▸ **WORK INSTRUCTIONS**:
Please swap "bar" for "column" in the stretch of lines from the start through the line containing "bar [90,337,97,440]", and give that stretch again with nothing else changed.

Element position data
----
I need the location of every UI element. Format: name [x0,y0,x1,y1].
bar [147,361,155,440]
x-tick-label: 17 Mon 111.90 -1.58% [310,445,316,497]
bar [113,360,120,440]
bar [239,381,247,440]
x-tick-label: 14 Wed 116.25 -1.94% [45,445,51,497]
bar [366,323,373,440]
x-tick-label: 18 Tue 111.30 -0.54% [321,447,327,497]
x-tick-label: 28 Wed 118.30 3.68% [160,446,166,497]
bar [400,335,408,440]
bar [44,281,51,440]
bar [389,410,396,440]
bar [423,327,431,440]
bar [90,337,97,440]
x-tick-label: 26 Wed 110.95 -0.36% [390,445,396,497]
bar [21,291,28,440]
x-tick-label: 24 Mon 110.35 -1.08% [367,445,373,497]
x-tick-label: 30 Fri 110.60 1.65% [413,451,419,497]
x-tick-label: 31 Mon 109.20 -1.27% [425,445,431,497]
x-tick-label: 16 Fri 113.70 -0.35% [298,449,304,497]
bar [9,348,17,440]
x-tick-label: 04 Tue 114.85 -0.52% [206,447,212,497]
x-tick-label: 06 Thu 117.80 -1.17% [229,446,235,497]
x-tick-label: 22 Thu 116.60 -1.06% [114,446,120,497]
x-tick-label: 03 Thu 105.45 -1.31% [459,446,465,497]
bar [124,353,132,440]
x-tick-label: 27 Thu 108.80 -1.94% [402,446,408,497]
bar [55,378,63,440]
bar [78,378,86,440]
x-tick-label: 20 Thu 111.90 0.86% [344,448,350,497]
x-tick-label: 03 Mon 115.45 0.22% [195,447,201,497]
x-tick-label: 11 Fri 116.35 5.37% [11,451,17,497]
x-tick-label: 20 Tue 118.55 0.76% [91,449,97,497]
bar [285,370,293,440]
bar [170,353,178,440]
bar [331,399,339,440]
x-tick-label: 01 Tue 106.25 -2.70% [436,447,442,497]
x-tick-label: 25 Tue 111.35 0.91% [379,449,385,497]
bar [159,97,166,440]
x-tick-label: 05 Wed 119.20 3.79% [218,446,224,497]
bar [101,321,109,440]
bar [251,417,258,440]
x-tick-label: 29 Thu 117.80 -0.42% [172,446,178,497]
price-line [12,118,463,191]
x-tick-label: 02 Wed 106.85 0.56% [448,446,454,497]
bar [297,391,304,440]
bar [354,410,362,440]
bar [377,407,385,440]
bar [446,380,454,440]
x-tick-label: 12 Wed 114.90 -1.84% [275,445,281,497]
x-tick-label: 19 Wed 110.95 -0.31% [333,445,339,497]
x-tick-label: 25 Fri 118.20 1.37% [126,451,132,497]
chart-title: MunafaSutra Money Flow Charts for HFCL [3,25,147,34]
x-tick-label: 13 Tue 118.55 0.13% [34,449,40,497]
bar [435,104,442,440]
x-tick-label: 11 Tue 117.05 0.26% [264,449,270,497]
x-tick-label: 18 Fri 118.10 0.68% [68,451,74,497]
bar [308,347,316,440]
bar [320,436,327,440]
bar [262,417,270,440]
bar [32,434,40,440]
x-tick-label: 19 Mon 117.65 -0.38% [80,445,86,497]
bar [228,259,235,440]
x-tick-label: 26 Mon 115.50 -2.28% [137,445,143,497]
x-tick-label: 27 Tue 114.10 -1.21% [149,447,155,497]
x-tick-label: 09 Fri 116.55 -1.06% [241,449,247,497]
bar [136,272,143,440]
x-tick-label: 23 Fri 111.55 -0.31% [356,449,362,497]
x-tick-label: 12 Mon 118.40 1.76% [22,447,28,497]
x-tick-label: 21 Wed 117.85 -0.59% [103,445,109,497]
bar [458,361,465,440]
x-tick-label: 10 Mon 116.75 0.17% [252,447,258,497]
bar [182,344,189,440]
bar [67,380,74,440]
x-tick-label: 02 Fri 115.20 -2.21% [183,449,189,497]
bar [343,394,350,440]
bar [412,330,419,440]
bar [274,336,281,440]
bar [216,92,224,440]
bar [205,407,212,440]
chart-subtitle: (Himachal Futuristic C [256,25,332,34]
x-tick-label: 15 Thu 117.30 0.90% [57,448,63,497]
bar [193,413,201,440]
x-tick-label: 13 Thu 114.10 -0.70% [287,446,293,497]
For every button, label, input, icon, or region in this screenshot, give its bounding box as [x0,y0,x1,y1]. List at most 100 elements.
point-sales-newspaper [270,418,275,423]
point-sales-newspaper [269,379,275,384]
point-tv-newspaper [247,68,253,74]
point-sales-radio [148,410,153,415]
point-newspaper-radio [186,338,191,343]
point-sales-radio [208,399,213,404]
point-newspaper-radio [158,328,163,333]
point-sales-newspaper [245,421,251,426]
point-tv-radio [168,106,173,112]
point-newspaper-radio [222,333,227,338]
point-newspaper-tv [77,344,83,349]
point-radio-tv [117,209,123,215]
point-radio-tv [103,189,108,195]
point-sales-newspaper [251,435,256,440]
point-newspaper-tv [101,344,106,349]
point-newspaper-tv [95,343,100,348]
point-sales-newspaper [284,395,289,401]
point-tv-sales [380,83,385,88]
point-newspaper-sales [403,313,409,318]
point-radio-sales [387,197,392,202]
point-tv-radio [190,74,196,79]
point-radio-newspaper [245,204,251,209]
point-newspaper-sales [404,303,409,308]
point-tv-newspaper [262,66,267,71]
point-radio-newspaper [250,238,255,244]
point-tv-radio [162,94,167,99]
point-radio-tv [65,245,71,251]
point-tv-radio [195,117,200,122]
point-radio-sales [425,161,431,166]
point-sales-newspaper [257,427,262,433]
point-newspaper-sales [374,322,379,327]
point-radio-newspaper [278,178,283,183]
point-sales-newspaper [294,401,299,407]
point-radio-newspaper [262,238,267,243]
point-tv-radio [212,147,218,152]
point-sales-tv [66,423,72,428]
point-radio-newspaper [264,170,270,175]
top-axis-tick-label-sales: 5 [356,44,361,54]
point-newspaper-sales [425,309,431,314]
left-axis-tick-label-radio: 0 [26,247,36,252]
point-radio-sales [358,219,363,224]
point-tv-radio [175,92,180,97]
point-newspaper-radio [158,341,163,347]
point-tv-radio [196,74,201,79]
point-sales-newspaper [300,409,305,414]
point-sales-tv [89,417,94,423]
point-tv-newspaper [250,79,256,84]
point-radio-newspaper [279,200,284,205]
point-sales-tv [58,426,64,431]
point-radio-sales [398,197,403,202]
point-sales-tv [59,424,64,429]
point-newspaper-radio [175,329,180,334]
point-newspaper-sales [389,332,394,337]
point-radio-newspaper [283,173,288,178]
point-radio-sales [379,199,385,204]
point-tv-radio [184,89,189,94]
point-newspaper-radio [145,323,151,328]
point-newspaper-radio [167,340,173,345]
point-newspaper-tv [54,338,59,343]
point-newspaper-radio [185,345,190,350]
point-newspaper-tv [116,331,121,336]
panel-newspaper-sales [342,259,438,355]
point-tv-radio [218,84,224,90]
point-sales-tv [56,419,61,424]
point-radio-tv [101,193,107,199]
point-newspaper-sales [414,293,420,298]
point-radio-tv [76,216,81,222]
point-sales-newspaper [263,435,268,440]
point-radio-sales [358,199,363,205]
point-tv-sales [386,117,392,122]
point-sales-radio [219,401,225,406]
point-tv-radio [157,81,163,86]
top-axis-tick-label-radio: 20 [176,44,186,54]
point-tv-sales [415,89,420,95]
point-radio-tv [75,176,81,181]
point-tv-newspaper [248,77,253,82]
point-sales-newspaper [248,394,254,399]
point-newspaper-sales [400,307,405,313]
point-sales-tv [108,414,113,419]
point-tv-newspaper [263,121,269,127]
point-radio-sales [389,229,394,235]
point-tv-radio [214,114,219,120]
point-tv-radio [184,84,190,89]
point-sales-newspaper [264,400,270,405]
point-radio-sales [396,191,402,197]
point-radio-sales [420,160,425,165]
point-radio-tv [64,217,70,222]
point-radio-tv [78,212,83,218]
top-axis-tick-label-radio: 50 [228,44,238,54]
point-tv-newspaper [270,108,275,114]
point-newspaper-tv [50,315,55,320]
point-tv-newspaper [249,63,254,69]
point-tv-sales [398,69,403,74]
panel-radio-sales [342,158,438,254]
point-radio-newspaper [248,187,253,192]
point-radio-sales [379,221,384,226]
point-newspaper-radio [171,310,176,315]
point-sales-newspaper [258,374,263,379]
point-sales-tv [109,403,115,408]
----
▸ **EXERCISE RESPONSE**:
I need the location of every UI element. Format: name [x0,y0,x1,y1].
column [147,361,155,440]
x-tick-label: 17 Mon 111.90 -1.58% [310,445,316,497]
column [113,360,120,440]
column [239,381,247,440]
x-tick-label: 14 Wed 116.25 -1.94% [45,445,51,497]
column [366,323,373,440]
x-tick-label: 18 Tue 111.30 -0.54% [321,447,327,497]
x-tick-label: 28 Wed 118.30 3.68% [160,446,166,497]
column [400,335,408,440]
column [44,281,51,440]
column [389,410,396,440]
column [423,327,431,440]
column [90,337,97,440]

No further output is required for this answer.